Find each line with "xlabel" and copy it.

--- STORED ROWS ---
%%
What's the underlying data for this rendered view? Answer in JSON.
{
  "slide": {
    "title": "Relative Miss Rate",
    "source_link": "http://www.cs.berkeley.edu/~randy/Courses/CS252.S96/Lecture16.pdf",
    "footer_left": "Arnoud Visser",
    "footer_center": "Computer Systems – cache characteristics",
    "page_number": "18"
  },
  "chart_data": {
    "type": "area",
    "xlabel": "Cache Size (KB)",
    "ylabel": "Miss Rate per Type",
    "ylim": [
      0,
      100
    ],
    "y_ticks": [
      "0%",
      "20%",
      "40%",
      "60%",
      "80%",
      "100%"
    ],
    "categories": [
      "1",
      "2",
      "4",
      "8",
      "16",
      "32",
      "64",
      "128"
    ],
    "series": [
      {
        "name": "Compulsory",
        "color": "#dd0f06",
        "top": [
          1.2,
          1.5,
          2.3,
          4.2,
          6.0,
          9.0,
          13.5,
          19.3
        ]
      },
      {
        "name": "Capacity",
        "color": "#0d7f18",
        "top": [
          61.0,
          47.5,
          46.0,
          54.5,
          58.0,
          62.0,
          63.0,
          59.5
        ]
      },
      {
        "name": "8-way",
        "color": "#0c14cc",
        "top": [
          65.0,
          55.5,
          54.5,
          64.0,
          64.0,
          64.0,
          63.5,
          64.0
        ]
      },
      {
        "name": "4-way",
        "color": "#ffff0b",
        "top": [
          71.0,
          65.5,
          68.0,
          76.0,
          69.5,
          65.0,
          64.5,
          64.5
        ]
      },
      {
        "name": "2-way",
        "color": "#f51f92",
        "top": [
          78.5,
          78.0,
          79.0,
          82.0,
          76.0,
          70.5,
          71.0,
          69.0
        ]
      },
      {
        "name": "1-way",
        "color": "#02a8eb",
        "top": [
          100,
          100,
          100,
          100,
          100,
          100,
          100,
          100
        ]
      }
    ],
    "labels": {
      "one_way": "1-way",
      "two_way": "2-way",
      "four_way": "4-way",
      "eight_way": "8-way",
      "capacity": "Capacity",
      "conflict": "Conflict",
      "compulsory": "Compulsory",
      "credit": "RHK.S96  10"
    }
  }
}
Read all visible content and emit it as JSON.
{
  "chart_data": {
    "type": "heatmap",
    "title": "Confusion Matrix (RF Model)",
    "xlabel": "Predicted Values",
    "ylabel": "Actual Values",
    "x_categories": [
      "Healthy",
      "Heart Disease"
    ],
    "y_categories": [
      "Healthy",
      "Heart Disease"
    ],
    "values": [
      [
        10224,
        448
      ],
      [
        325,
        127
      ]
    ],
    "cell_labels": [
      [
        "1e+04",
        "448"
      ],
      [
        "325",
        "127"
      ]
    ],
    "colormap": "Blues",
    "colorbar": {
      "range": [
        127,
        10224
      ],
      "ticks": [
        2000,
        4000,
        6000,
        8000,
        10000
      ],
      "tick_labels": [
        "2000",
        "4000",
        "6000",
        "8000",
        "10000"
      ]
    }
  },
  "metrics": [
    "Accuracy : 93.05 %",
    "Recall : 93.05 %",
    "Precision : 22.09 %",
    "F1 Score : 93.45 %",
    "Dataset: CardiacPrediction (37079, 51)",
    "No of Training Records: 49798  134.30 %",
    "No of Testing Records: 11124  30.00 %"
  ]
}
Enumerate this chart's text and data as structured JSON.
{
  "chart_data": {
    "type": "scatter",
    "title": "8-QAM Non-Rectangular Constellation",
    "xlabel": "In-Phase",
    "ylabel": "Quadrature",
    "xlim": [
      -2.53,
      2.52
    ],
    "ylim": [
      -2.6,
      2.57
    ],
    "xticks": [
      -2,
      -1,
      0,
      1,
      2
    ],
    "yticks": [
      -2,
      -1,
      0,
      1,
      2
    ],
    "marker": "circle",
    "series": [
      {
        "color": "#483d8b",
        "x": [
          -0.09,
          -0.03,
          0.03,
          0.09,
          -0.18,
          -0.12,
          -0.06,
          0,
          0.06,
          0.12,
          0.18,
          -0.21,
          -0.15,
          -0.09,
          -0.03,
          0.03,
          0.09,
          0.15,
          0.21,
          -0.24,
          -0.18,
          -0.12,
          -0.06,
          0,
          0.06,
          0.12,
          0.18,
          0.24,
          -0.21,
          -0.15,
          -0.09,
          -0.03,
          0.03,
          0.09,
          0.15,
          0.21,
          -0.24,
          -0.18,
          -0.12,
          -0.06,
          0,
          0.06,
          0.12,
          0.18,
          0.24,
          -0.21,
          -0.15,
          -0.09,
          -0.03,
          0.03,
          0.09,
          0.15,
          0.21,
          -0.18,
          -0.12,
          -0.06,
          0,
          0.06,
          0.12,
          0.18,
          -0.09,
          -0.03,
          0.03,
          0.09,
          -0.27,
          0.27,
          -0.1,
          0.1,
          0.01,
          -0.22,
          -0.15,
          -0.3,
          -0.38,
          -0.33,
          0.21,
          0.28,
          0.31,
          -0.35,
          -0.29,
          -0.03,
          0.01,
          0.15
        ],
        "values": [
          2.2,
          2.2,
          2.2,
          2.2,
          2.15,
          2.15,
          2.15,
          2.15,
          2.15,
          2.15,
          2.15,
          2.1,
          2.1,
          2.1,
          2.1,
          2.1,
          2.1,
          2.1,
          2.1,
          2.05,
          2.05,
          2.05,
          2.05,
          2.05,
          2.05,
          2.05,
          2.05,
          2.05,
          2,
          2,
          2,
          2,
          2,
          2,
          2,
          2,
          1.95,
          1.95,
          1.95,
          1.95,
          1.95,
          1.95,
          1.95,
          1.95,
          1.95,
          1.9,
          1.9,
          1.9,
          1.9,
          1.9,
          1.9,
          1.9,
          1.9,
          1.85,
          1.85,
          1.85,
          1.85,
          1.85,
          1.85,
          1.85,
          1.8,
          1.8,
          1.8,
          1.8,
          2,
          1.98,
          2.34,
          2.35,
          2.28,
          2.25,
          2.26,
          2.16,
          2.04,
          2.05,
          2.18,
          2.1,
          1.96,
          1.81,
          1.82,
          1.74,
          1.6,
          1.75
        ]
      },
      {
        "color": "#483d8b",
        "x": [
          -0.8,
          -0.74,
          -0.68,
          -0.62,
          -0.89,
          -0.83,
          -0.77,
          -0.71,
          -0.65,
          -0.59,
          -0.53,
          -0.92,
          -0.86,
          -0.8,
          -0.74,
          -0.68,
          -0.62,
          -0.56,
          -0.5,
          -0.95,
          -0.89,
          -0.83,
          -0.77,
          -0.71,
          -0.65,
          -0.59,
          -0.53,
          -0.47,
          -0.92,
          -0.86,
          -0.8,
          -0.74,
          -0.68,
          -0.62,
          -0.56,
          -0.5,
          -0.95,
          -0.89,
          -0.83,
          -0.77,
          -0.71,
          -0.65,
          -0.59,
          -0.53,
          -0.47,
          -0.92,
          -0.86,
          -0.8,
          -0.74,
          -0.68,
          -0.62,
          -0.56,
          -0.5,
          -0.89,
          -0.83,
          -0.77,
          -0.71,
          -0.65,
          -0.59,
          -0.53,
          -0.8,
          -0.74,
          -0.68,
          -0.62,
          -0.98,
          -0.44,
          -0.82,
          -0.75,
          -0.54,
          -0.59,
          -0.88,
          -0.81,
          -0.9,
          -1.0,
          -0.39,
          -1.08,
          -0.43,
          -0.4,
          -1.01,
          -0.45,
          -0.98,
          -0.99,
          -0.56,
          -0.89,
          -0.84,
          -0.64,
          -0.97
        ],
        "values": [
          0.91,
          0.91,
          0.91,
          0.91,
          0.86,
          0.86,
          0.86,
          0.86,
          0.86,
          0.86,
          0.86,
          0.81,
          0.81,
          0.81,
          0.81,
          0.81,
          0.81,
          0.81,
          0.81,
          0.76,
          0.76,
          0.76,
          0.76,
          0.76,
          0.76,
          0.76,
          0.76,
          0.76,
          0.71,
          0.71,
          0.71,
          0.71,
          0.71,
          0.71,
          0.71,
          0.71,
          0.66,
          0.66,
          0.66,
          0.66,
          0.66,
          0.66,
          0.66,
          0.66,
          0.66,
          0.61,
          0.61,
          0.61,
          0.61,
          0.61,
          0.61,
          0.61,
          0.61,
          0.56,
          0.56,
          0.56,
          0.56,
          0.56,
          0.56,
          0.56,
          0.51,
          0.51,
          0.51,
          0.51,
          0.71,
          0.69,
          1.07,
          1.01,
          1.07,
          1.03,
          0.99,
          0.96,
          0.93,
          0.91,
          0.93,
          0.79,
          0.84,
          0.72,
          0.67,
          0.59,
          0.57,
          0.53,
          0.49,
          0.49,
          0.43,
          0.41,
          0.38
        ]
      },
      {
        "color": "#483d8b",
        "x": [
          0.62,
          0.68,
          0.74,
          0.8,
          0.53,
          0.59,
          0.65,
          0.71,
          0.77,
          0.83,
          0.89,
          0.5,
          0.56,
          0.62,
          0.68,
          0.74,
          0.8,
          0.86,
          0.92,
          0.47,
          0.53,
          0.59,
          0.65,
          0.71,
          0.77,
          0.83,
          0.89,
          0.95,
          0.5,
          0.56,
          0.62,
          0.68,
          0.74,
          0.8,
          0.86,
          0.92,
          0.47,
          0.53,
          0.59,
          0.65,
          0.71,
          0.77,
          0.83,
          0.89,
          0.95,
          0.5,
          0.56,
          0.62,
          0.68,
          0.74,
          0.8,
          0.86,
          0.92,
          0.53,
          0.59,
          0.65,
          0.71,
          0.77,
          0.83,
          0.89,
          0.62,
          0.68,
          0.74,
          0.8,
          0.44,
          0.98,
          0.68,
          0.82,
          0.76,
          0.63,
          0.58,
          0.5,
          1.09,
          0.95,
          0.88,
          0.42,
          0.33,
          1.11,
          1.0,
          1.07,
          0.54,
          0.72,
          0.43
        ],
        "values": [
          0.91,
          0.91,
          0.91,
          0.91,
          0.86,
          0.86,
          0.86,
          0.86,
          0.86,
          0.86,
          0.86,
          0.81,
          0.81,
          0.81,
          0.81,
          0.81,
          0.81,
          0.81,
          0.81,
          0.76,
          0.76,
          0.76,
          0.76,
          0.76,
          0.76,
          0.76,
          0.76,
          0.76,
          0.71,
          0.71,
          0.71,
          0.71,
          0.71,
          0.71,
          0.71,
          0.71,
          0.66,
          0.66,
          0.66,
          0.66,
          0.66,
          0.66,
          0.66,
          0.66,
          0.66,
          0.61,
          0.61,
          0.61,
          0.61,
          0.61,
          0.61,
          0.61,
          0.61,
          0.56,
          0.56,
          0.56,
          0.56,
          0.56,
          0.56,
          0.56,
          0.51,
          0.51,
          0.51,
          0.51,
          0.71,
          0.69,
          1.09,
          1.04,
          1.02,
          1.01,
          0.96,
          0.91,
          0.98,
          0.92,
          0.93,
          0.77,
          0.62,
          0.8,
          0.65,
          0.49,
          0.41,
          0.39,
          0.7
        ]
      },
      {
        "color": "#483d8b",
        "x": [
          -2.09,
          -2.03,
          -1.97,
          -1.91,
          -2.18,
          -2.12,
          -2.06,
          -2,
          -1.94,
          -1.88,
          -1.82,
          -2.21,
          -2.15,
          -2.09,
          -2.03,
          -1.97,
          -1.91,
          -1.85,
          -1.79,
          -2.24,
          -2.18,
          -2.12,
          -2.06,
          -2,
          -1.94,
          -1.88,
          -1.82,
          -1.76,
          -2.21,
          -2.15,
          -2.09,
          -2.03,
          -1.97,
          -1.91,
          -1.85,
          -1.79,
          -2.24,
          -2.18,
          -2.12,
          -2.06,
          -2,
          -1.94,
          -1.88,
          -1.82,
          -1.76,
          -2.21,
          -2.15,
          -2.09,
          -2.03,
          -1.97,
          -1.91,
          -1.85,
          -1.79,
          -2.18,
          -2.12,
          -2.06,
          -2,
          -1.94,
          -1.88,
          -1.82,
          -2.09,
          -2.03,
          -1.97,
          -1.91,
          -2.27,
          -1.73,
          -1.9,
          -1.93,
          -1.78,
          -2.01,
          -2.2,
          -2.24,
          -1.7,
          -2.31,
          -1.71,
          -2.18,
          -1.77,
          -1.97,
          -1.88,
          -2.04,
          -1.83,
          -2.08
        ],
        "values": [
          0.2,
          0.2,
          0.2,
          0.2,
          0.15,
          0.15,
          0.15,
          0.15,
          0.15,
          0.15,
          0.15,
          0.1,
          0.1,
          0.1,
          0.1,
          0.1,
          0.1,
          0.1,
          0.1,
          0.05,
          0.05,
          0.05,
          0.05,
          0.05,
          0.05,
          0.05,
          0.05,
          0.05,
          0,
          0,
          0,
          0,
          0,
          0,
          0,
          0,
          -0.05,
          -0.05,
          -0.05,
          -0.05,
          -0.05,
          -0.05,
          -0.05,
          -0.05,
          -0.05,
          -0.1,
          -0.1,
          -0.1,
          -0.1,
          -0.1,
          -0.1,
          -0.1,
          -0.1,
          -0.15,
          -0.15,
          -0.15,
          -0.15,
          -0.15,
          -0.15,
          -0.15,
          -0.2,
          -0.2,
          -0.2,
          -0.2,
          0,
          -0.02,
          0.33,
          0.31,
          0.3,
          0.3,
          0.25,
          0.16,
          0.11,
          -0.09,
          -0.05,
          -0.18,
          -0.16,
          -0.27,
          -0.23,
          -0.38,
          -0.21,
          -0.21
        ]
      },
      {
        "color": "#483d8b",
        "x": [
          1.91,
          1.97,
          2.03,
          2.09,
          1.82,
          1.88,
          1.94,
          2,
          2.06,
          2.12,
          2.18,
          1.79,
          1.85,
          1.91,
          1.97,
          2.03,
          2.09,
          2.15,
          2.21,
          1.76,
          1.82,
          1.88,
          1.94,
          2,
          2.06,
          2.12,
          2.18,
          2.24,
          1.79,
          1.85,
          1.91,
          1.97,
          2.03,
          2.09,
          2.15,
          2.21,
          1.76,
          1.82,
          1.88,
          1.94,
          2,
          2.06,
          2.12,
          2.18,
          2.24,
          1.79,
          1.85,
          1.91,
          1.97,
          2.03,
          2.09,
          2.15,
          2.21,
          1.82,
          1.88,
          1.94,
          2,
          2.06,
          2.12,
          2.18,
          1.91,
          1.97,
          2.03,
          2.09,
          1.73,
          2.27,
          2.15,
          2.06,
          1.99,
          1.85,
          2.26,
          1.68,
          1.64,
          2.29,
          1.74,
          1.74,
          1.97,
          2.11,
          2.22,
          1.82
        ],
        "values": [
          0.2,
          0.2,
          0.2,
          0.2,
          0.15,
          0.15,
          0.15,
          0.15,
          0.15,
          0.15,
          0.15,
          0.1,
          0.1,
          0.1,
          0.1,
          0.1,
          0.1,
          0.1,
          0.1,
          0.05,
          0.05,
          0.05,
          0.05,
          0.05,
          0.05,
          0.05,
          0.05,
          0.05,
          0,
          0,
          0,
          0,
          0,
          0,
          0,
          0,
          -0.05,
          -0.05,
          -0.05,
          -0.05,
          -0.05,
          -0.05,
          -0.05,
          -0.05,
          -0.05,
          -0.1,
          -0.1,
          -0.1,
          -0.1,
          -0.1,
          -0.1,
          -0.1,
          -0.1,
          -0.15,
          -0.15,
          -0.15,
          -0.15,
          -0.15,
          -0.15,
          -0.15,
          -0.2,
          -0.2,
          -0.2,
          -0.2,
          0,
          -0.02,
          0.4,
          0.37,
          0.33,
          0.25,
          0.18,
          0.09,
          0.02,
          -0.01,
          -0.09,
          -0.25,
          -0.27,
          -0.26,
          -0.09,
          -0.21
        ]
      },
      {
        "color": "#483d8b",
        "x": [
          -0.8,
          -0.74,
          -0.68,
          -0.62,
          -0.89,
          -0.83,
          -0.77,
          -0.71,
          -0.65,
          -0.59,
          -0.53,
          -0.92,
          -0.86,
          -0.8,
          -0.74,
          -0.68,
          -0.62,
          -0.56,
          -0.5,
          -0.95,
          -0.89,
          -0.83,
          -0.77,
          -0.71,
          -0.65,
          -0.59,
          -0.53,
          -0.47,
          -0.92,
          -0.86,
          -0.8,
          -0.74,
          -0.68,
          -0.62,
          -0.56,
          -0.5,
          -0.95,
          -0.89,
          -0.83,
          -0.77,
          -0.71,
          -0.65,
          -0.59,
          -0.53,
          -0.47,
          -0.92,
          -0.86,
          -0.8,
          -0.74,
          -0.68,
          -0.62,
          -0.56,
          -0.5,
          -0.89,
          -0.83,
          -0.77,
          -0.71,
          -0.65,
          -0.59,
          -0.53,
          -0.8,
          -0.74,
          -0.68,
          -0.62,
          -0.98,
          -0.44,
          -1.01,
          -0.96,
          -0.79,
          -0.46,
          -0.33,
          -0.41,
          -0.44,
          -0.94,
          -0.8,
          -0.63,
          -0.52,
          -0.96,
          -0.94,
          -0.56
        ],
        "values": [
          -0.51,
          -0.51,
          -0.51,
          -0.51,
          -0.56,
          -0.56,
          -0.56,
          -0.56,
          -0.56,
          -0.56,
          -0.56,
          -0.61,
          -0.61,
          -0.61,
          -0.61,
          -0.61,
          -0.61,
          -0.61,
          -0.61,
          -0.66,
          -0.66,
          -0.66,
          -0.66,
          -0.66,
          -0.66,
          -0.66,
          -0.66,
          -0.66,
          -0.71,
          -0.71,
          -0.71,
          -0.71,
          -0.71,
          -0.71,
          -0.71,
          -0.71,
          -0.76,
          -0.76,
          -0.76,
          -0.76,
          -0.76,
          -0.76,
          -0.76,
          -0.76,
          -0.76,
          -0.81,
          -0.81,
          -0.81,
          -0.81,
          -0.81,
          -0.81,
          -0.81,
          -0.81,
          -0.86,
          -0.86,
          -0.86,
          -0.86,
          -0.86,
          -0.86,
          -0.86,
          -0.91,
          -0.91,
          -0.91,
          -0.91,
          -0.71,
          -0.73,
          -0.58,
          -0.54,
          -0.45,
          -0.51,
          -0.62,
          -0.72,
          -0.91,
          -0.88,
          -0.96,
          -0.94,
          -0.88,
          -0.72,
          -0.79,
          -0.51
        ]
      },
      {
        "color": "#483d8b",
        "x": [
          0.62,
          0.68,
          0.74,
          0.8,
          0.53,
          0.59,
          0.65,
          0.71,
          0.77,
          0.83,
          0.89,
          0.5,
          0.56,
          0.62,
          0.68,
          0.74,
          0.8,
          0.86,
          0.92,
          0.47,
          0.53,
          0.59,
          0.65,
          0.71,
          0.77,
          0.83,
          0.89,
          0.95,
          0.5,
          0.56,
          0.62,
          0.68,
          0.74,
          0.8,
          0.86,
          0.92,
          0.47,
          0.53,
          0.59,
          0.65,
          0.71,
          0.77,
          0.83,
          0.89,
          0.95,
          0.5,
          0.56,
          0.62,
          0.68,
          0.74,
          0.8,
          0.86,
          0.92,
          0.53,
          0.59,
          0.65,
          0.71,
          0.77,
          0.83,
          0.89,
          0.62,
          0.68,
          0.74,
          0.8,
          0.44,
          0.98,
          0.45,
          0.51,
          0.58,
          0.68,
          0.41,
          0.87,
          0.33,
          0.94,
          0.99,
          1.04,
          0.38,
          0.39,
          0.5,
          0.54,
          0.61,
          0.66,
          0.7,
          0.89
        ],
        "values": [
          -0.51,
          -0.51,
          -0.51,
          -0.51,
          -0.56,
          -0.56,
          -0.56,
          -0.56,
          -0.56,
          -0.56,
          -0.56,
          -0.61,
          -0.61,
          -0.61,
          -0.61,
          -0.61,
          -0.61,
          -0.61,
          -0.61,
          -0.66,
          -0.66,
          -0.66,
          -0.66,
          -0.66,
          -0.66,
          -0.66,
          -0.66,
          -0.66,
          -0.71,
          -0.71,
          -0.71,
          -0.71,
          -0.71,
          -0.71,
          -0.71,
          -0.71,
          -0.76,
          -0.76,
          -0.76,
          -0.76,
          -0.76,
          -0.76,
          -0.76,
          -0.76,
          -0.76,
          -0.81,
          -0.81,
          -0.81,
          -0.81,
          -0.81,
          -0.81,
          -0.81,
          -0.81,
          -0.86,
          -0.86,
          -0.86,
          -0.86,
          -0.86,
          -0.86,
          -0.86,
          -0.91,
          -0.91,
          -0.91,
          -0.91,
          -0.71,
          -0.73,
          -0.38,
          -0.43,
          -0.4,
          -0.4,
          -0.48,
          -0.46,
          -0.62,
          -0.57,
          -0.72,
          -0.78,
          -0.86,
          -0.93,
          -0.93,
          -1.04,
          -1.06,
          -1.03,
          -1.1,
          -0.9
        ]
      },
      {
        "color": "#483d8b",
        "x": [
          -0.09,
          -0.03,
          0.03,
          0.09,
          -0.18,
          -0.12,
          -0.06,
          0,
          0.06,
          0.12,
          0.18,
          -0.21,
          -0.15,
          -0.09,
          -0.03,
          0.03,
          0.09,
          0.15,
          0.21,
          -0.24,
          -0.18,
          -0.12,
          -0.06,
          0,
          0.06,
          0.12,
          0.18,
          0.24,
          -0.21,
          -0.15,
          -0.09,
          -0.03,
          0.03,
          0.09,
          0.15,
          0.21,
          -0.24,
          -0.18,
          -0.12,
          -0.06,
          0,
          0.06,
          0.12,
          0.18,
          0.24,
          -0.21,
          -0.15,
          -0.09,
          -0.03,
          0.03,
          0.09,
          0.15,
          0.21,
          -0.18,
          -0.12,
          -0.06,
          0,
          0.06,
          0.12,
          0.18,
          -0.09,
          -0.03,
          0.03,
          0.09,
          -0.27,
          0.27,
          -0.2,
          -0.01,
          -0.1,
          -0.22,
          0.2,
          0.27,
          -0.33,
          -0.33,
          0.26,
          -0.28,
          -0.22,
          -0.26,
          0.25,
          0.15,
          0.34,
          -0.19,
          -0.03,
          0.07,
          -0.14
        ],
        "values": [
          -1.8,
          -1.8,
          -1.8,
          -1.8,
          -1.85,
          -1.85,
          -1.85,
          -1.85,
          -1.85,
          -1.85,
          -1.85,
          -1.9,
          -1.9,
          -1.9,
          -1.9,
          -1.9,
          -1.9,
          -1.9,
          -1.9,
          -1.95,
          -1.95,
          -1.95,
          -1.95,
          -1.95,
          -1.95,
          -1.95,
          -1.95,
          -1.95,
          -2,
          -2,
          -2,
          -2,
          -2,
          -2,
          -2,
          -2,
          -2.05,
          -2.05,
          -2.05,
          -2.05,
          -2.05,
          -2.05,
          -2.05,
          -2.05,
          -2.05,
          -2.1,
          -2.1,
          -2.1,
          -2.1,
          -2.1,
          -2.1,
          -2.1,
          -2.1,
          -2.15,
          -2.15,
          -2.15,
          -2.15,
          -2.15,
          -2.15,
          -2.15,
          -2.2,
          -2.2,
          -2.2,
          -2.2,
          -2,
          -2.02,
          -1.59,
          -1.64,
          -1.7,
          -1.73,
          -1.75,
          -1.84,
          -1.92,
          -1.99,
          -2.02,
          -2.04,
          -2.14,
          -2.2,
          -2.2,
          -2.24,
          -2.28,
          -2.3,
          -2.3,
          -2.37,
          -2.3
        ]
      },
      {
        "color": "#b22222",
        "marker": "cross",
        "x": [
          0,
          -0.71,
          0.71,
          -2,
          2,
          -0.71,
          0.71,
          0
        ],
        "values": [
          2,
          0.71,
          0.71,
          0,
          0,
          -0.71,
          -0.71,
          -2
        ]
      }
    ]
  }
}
%%
--- EXERCISE OUTPUT ---
    "xlabel": "Cache Size (KB)",
    "xlabel": "Predicted Values",
    "xlabel": "In-Phase",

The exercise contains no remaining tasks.